| Job |
Below are the records; pull every line that includes "caption".

Extracts from a graphics dataset
● ● ● ●

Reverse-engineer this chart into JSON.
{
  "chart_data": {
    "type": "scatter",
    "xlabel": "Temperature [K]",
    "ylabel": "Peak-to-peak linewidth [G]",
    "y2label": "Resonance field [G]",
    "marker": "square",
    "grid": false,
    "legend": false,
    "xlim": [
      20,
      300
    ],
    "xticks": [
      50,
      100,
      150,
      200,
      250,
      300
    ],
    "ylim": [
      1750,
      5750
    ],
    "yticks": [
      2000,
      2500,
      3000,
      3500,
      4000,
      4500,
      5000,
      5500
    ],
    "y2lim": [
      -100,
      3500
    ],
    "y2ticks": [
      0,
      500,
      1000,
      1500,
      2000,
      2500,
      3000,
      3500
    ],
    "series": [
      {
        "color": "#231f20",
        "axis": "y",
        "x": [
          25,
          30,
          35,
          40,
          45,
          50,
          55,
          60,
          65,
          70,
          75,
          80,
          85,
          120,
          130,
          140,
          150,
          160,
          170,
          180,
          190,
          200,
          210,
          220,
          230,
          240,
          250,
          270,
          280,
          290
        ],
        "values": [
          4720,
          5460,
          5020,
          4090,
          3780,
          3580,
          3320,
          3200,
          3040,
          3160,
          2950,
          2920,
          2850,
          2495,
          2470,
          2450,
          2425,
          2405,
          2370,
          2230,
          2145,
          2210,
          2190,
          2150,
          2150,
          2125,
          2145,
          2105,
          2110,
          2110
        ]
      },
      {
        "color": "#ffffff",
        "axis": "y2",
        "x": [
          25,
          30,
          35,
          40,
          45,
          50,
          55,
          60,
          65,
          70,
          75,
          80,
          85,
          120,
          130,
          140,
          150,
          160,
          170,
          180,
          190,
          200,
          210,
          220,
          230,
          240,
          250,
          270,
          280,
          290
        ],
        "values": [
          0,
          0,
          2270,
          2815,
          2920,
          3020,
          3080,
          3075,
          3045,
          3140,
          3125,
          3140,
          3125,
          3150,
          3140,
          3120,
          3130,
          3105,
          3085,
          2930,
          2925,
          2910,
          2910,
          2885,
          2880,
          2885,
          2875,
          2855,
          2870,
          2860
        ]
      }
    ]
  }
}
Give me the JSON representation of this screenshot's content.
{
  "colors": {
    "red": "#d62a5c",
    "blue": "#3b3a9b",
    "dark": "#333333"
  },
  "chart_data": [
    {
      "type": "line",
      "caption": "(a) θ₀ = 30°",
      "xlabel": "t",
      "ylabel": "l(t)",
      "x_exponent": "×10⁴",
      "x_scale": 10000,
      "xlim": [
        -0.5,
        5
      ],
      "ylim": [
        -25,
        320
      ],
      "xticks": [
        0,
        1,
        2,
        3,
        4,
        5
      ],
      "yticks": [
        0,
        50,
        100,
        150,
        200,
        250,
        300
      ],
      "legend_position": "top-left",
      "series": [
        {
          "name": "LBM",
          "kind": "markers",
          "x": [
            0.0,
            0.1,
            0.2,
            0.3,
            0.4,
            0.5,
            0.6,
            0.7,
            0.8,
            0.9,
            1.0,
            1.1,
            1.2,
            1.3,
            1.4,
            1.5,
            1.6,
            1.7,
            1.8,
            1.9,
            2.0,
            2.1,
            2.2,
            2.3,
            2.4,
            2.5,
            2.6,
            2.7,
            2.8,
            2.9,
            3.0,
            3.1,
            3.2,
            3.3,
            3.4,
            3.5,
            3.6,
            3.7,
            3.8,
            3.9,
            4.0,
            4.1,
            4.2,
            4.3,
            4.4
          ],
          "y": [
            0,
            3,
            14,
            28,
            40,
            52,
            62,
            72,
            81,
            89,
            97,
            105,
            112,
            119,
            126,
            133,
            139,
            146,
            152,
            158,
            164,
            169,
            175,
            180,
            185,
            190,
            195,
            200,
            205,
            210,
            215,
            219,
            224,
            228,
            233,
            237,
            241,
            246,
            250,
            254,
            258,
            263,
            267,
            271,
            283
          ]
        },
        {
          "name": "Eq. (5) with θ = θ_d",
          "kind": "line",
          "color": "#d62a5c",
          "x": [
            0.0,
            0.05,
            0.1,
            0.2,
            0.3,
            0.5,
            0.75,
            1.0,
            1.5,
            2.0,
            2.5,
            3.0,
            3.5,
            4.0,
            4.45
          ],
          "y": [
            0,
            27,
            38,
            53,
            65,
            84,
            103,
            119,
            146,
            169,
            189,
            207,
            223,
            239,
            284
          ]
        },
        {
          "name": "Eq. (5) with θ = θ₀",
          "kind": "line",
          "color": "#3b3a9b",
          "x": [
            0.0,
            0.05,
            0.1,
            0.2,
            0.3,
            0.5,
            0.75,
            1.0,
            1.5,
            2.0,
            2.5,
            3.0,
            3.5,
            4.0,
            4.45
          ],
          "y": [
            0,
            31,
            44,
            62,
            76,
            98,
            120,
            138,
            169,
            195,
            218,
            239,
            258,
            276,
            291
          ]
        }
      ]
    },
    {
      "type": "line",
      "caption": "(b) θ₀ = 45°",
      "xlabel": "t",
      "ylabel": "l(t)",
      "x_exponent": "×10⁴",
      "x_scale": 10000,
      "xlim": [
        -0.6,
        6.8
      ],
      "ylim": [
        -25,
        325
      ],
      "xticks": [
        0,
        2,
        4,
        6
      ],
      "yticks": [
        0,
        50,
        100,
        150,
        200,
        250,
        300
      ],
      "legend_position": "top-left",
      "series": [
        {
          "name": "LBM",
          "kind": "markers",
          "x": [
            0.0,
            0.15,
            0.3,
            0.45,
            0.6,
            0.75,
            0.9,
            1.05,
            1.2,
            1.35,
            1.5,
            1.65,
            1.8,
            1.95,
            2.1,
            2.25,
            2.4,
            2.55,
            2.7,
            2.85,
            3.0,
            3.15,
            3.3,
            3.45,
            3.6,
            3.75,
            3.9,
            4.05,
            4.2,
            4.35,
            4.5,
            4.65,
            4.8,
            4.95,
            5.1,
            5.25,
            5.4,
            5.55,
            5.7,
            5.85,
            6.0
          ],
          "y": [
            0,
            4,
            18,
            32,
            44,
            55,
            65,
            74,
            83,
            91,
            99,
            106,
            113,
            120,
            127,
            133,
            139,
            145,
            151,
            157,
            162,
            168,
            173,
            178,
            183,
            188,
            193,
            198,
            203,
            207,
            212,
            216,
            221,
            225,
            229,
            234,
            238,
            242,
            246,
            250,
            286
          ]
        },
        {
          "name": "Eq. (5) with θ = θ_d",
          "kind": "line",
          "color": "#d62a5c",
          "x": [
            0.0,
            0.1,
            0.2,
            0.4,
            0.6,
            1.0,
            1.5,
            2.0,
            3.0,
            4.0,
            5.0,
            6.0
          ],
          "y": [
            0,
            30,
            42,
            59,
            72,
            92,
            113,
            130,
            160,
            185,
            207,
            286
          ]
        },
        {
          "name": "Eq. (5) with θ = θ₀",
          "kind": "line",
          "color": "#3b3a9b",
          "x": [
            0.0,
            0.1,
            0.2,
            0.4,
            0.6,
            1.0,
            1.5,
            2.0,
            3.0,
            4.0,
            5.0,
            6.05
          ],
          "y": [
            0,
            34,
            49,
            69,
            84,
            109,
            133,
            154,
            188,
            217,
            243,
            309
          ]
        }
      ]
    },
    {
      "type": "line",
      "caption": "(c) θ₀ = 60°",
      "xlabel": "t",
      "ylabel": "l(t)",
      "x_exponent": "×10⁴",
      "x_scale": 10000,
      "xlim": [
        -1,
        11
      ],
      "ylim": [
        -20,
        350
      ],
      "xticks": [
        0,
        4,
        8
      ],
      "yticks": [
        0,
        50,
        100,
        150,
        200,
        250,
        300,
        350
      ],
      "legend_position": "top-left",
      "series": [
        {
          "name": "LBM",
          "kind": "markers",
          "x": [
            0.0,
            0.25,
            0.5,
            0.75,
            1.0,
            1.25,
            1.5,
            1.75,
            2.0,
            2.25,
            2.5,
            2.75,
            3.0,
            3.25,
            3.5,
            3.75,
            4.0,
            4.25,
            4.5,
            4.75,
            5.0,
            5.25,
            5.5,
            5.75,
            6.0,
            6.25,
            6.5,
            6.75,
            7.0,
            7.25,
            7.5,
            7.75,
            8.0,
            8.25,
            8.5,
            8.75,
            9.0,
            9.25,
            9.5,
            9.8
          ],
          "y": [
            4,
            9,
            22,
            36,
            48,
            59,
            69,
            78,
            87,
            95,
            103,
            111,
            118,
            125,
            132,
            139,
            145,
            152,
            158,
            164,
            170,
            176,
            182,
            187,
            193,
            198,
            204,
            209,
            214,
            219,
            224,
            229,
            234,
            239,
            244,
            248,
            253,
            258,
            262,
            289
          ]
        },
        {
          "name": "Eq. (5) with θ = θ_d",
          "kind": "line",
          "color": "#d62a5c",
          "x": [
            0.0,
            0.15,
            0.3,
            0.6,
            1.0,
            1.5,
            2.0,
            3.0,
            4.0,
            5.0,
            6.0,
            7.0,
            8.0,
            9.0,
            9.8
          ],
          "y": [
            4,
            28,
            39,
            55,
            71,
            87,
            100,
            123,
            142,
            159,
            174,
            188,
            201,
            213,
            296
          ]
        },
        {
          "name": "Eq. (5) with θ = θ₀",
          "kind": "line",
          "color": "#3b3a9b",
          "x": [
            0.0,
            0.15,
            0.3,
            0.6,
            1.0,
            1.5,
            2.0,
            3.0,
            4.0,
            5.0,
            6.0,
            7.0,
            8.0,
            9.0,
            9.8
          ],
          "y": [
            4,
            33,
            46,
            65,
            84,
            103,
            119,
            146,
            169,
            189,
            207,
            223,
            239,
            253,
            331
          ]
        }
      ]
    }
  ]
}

● ● ● ●

| Correct output |
      "caption": "(a) θ₀ = 30°",
      "caption": "(b) θ₀ = 45°",
      "caption": "(c) θ₀ = 60°",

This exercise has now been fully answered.